Written instruction: Repeat all the material exactly; pictures stay out of your copy.
** Start **
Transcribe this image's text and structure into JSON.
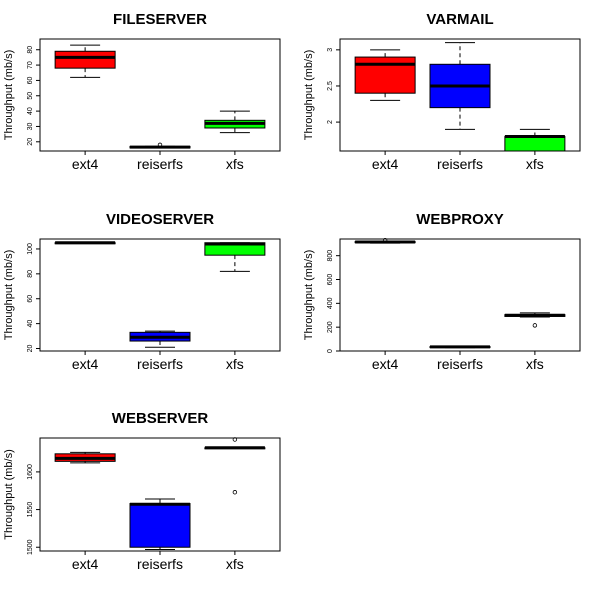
{
  "chart_data": [
    {
      "type": "boxplot",
      "title": "FILESERVER",
      "ylabel": "Throughput (mb/s)",
      "ylim": [
        14,
        87
      ],
      "yticks": [
        20,
        30,
        40,
        50,
        60,
        70,
        80
      ],
      "categories": [
        "ext4",
        "reiserfs",
        "xfs"
      ],
      "colors": [
        "#ff0000",
        "#0000ff",
        "#00ff00"
      ],
      "boxes": [
        {
          "min": 62,
          "q1": 68,
          "median": 75,
          "q3": 79,
          "max": 83,
          "outliers": []
        },
        {
          "min": 16,
          "q1": 16,
          "median": 16.5,
          "q3": 17,
          "max": 17,
          "outliers": [
            18
          ]
        },
        {
          "min": 26,
          "q1": 29,
          "median": 32,
          "q3": 34,
          "max": 40,
          "outliers": []
        }
      ]
    },
    {
      "type": "boxplot",
      "title": "VARMAIL",
      "ylabel": "Throughput (mb/s)",
      "ylim": [
        1.6,
        3.15
      ],
      "yticks": [
        2.0,
        2.5,
        3.0
      ],
      "categories": [
        "ext4",
        "reiserfs",
        "xfs"
      ],
      "colors": [
        "#ff0000",
        "#0000ff",
        "#00ff00"
      ],
      "boxes": [
        {
          "min": 2.3,
          "q1": 2.4,
          "median": 2.8,
          "q3": 2.9,
          "max": 3.0,
          "outliers": []
        },
        {
          "min": 1.9,
          "q1": 2.2,
          "median": 2.5,
          "q3": 2.8,
          "max": 3.1,
          "outliers": []
        },
        {
          "min": 1.6,
          "q1": 1.6,
          "median": 1.8,
          "q3": 1.8,
          "max": 1.9,
          "outliers": []
        }
      ]
    },
    {
      "type": "boxplot",
      "title": "VIDEOSERVER",
      "ylabel": "Throughput (mb/s)",
      "ylim": [
        18,
        108
      ],
      "yticks": [
        20,
        40,
        60,
        80,
        100
      ],
      "categories": [
        "ext4",
        "reiserfs",
        "xfs"
      ],
      "colors": [
        "#ff0000",
        "#0000ff",
        "#00ff00"
      ],
      "boxes": [
        {
          "min": 105,
          "q1": 105,
          "median": 105,
          "q3": 105,
          "max": 105,
          "outliers": []
        },
        {
          "min": 21,
          "q1": 26,
          "median": 29,
          "q3": 33,
          "max": 34,
          "outliers": []
        },
        {
          "min": 82,
          "q1": 95,
          "median": 104,
          "q3": 105,
          "max": 105,
          "outliers": []
        }
      ]
    },
    {
      "type": "boxplot",
      "title": "WEBPROXY",
      "ylabel": "Throughput (mb/s)",
      "ylim": [
        0,
        940
      ],
      "yticks": [
        0,
        200,
        400,
        600,
        800
      ],
      "categories": [
        "ext4",
        "reiserfs",
        "xfs"
      ],
      "colors": [
        "#ff0000",
        "#0000ff",
        "#00ff00"
      ],
      "boxes": [
        {
          "min": 905,
          "q1": 910,
          "median": 915,
          "q3": 918,
          "max": 920,
          "outliers": [
            930
          ]
        },
        {
          "min": 28,
          "q1": 32,
          "median": 35,
          "q3": 37,
          "max": 40,
          "outliers": []
        },
        {
          "min": 285,
          "q1": 290,
          "median": 300,
          "q3": 305,
          "max": 320,
          "outliers": [
            215
          ]
        }
      ]
    },
    {
      "type": "boxplot",
      "title": "WEBSERVER",
      "ylabel": "Throughput (mb/s)",
      "ylim": [
        1495,
        1645
      ],
      "yticks": [
        1500,
        1550,
        1600
      ],
      "categories": [
        "ext4",
        "reiserfs",
        "xfs"
      ],
      "colors": [
        "#ff0000",
        "#0000ff",
        "#00ff00"
      ],
      "boxes": [
        {
          "min": 1612,
          "q1": 1614,
          "median": 1618,
          "q3": 1624,
          "max": 1626,
          "outliers": []
        },
        {
          "min": 1497,
          "q1": 1500,
          "median": 1557,
          "q3": 1558,
          "max": 1564,
          "outliers": []
        },
        {
          "min": 1631,
          "q1": 1631,
          "median": 1632,
          "q3": 1632,
          "max": 1632,
          "outliers": [
            1643,
            1573
          ]
        }
      ]
    }
  ]
}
** End **
Written answer:
Transcribe this image's text and structure into JSON.
{
  "chart_data": [
    {
      "type": "boxplot",
      "title": "FILESERVER",
      "ylabel": "Throughput (mb/s)",
      "ylim": [
        14,
        87
      ],
      "yticks": [
        20,
        30,
        40,
        50,
        60,
        70,
        80
      ],
      "categories": [
        "ext4",
        "reiserfs",
        "xfs"
      ],
      "colors": [
        "#ff0000",
        "#0000ff",
        "#00ff00"
      ],
      "boxes": [
        {
          "min": 62,
          "q1": 68,
          "median": 75,
          "q3": 79,
          "max": 83,
          "outliers": []
        },
        {
          "min": 16,
          "q1": 16,
          "median": 16.5,
          "q3": 17,
          "max": 17,
          "outliers": [
            18
          ]
        },
        {
          "min": 26,
          "q1": 29,
          "median": 32,
          "q3": 34,
          "max": 40,
          "outliers": []
        }
      ]
    },
    {
      "type": "boxplot",
      "title": "VARMAIL",
      "ylabel": "Throughput (mb/s)",
      "ylim": [
        1.6,
        3.15
      ],
      "yticks": [
        2.0,
        2.5,
        3.0
      ],
      "categories": [
        "ext4",
        "reiserfs",
        "xfs"
      ],
      "colors": [
        "#ff0000",
        "#0000ff",
        "#00ff00"
      ],
      "boxes": [
        {
          "min": 2.3,
          "q1": 2.4,
          "median": 2.8,
          "q3": 2.9,
          "max": 3.0,
          "outliers": []
        },
        {
          "min": 1.9,
          "q1": 2.2,
          "median": 2.5,
          "q3": 2.8,
          "max": 3.1,
          "outliers": []
        },
        {
          "min": 1.6,
          "q1": 1.6,
          "median": 1.8,
          "q3": 1.8,
          "max": 1.9,
          "outliers": []
        }
      ]
    },
    {
      "type": "boxplot",
      "title": "VIDEOSERVER",
      "ylabel": "Throughput (mb/s)",
      "ylim": [
        18,
        108
      ],
      "yticks": [
        20,
        40,
        60,
        80,
        100
      ],
      "categories": [
        "ext4",
        "reiserfs",
        "xfs"
      ],
      "colors": [
        "#ff0000",
        "#0000ff",
        "#00ff00"
      ],
      "boxes": [
        {
          "min": 105,
          "q1": 105,
          "median": 105,
          "q3": 105,
          "max": 105,
          "outliers": []
        },
        {
          "min": 21,
          "q1": 26,
          "median": 29,
          "q3": 33,
          "max": 34,
          "outliers": []
        },
        {
          "min": 82,
          "q1": 95,
          "median": 104,
          "q3": 105,
          "max": 105,
          "outliers": []
        }
      ]
    },
    {
      "type": "boxplot",
      "title": "WEBPROXY",
      "ylabel": "Throughput (mb/s)",
      "ylim": [
        0,
        940
      ],
      "yticks": [
        0,
        200,
        400,
        600,
        800
      ],
      "categories": [
        "ext4",
        "reiserfs",
        "xfs"
      ],
      "colors": [
        "#ff0000",
        "#0000ff",
        "#00ff00"
      ],
      "boxes": [
        {
          "min": 905,
          "q1": 910,
          "median": 915,
          "q3": 918,
          "max": 920,
          "outliers": [
            930
          ]
        },
        {
          "min": 28,
          "q1": 32,
          "median": 35,
          "q3": 37,
          "max": 40,
          "outliers": []
        },
        {
          "min": 285,
          "q1": 290,
          "median": 300,
          "q3": 305,
          "max": 320,
          "outliers": [
            215
          ]
        }
      ]
    },
    {
      "type": "boxplot",
      "title": "WEBSERVER",
      "ylabel": "Throughput (mb/s)",
      "ylim": [
        1495,
        1645
      ],
      "yticks": [
        1500,
        1550,
        1600
      ],
      "categories": [
        "ext4",
        "reiserfs",
        "xfs"
      ],
      "colors": [
        "#ff0000",
        "#0000ff",
        "#00ff00"
      ],
      "boxes": [
        {
          "min": 1612,
          "q1": 1614,
          "median": 1618,
          "q3": 1624,
          "max": 1626,
          "outliers": []
        },
        {
          "min": 1497,
          "q1": 1500,
          "median": 1557,
          "q3": 1558,
          "max": 1564,
          "outliers": []
        },
        {
          "min": 1631,
          "q1": 1631,
          "median": 1632,
          "q3": 1632,
          "max": 1632,
          "outliers": [
            1643,
            1573
          ]
        }
      ]
    }
  ]
}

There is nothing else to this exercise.